## Stated goal
For each line that holds "amylopectin", copy the line out.
---*---
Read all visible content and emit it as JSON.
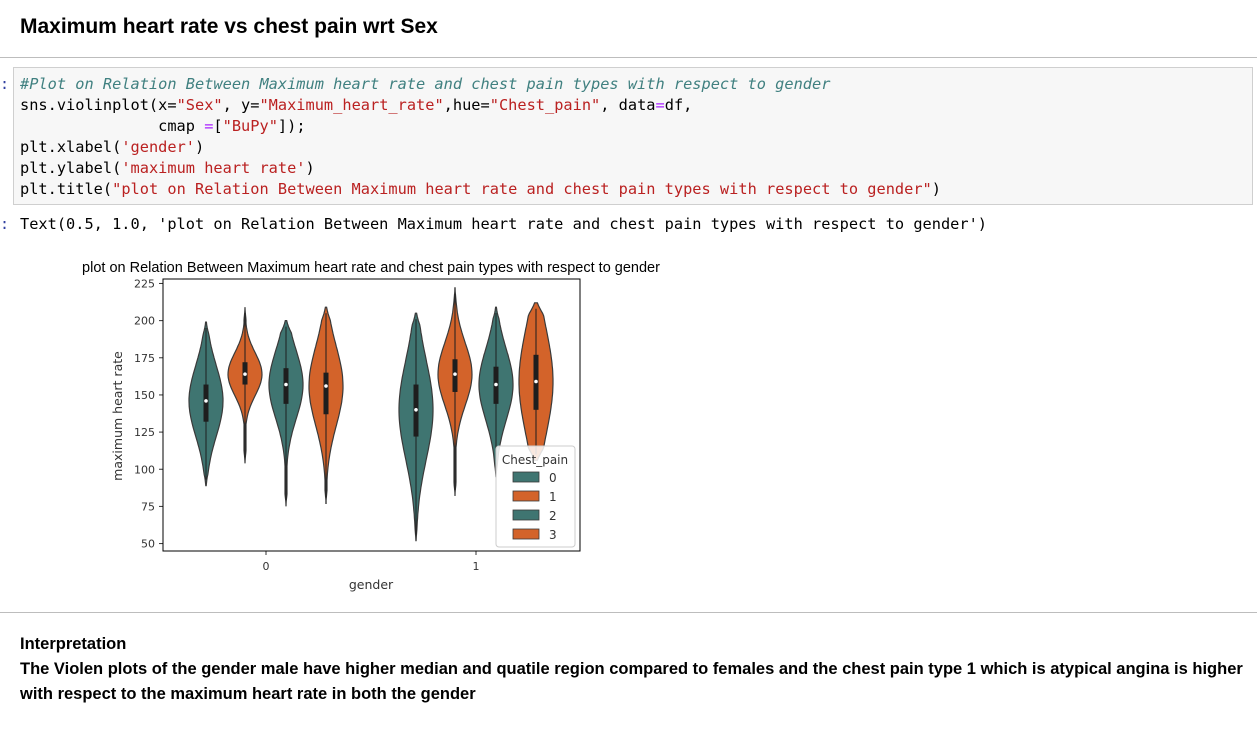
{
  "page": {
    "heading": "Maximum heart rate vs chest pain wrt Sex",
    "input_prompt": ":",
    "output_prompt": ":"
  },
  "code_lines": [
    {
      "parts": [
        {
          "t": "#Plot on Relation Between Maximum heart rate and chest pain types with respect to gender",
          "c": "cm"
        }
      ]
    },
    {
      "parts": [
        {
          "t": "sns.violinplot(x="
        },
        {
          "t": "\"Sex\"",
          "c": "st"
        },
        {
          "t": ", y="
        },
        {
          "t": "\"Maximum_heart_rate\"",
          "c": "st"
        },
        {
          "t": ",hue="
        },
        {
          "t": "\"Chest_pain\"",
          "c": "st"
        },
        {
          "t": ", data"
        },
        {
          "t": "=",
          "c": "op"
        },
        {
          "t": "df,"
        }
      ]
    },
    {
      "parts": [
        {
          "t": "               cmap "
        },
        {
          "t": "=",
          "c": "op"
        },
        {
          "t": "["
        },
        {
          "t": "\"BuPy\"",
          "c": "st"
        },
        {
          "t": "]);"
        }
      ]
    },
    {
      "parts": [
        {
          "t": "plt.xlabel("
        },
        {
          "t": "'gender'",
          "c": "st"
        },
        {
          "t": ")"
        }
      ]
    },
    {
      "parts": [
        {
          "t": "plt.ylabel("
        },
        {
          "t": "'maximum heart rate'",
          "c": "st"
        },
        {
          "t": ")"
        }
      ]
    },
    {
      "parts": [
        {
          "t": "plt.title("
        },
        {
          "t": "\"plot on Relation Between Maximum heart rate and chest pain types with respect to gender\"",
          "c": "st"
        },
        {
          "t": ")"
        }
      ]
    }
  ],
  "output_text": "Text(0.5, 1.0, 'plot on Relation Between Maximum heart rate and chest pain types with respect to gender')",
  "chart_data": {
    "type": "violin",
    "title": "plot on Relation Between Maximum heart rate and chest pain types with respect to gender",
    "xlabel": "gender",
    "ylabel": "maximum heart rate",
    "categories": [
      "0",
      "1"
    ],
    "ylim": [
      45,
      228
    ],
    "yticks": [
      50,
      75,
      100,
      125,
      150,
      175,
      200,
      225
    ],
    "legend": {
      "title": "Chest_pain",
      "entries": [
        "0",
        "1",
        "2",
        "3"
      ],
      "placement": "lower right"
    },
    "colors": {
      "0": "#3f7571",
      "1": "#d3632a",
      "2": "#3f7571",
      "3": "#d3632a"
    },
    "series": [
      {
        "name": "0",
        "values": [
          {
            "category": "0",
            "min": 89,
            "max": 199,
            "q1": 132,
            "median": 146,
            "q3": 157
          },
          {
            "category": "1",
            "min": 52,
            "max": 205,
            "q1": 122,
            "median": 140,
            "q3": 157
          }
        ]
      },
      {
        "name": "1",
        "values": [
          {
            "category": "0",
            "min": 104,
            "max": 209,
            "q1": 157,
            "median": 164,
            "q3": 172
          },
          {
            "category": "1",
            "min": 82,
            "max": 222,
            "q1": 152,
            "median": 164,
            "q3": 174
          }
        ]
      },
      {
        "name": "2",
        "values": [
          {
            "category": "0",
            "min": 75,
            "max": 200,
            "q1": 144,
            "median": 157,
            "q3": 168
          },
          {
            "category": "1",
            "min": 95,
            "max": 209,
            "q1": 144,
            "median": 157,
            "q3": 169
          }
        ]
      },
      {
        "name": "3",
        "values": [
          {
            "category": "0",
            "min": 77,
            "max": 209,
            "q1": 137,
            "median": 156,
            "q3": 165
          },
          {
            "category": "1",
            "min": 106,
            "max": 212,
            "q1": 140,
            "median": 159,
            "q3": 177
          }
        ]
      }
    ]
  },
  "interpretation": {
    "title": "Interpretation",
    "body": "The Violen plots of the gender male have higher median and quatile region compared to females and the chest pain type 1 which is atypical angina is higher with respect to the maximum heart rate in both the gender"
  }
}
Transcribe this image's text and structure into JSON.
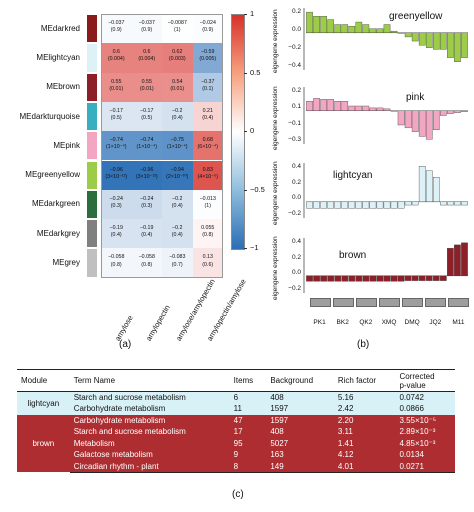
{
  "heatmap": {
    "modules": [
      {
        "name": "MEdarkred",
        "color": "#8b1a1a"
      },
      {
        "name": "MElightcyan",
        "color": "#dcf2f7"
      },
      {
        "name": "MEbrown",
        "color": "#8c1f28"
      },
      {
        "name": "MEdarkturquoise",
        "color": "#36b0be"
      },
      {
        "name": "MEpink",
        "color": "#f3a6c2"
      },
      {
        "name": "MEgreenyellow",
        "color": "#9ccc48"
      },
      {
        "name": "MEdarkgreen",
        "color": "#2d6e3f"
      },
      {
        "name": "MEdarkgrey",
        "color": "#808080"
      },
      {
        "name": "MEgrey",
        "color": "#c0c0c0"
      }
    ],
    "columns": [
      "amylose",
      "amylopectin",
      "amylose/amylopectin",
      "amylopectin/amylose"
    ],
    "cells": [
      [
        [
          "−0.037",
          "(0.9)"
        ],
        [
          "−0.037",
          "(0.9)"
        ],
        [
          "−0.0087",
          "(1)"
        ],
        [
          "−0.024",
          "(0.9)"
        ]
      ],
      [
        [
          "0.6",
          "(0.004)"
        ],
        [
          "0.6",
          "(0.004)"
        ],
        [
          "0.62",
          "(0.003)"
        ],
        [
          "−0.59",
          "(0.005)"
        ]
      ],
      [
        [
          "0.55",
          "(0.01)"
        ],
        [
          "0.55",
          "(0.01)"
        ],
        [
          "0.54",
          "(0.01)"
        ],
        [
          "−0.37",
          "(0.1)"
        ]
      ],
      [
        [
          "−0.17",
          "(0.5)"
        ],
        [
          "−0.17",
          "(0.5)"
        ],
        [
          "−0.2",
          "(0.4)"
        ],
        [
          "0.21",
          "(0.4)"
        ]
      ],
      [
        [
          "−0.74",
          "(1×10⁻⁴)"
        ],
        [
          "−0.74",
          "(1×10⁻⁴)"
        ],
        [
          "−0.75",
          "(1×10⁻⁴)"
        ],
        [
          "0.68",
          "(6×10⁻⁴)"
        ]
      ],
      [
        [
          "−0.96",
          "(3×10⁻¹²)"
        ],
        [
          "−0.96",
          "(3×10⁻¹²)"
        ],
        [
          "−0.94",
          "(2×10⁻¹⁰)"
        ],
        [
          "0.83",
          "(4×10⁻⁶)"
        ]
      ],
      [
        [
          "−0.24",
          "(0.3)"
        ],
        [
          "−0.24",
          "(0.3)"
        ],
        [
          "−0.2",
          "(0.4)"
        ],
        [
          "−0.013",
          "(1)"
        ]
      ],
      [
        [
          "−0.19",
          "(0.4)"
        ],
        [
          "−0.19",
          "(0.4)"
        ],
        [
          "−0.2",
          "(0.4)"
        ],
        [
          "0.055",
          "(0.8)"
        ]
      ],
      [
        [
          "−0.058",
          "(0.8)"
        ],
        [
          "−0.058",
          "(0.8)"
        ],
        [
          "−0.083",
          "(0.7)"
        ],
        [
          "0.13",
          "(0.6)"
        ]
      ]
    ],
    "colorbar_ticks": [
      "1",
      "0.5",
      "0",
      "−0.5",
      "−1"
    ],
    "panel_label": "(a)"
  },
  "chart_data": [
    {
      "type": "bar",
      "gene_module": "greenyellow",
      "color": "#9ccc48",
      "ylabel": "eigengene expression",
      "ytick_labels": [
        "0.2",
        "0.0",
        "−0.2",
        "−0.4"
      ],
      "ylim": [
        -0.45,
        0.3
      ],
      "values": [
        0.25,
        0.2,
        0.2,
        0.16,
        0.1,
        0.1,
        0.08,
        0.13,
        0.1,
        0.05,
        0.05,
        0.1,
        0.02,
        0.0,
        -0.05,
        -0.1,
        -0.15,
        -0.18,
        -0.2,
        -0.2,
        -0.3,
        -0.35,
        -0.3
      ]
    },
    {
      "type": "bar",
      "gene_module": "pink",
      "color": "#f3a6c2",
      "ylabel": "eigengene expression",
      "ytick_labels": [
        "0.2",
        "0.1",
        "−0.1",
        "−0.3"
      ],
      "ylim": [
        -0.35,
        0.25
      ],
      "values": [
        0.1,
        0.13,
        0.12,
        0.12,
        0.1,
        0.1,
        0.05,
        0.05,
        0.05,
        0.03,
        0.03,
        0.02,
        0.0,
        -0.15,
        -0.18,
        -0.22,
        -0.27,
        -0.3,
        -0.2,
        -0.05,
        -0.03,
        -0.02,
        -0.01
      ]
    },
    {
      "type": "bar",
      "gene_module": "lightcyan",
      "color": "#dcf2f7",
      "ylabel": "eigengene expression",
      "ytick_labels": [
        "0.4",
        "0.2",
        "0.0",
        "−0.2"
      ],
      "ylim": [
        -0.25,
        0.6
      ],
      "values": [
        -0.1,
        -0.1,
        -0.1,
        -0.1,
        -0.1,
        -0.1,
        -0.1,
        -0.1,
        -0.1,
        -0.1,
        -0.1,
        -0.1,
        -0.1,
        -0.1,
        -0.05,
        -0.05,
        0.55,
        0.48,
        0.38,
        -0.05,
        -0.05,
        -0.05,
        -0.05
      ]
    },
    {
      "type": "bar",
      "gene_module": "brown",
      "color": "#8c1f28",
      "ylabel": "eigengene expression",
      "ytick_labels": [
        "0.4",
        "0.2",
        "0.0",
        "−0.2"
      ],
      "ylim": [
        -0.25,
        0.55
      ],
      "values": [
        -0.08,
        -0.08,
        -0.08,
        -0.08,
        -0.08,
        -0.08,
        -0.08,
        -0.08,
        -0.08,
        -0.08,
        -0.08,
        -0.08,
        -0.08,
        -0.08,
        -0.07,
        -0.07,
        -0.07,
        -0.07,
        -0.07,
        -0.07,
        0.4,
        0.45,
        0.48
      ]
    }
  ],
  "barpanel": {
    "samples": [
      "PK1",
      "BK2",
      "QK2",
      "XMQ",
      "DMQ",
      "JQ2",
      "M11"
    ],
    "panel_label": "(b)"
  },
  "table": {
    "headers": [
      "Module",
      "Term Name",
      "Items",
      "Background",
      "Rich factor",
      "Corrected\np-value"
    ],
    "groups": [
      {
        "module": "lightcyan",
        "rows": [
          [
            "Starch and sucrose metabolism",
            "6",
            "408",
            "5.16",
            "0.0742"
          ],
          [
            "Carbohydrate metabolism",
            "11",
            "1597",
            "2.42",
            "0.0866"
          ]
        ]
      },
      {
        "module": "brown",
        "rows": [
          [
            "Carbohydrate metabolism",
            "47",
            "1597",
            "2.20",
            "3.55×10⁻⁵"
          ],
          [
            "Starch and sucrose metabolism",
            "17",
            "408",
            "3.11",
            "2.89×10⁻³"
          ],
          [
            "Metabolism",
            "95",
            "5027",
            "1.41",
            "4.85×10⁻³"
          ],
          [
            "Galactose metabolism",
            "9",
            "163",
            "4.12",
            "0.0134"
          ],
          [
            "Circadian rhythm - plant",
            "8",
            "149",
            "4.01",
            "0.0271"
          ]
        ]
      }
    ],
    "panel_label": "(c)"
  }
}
---*---
## Final result
      "amylopectin",
      "amylose/amylopectin",
      "amylopectin/amylose"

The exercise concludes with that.